Copy every line of the records below where the word "poetas" occurs.

=== Provided records ===

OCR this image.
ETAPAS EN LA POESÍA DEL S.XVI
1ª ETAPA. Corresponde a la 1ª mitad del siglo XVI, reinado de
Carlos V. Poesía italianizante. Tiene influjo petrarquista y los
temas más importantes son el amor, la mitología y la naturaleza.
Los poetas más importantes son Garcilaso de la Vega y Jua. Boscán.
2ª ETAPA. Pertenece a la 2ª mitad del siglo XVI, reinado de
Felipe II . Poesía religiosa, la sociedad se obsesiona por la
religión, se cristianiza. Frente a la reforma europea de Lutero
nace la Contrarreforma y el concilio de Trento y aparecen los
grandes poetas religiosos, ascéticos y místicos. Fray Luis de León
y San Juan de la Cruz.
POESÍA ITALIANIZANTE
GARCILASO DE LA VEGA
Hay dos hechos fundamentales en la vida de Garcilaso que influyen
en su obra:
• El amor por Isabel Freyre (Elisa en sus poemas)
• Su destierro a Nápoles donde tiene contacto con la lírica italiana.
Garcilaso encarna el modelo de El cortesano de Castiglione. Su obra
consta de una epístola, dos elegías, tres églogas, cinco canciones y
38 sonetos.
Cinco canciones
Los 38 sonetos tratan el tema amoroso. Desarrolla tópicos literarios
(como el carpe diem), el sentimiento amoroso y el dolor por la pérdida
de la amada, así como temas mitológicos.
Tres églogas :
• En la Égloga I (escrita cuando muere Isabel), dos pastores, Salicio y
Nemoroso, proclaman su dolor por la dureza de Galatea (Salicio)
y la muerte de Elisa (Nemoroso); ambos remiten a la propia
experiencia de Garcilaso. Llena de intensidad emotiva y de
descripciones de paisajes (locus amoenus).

===

> **Written solution**
Los poetas más importantes son Garcilaso de la Vega y Jua. Boscán.
grandes poetas religiosos, ascéticos y místicos. Fray Luis de León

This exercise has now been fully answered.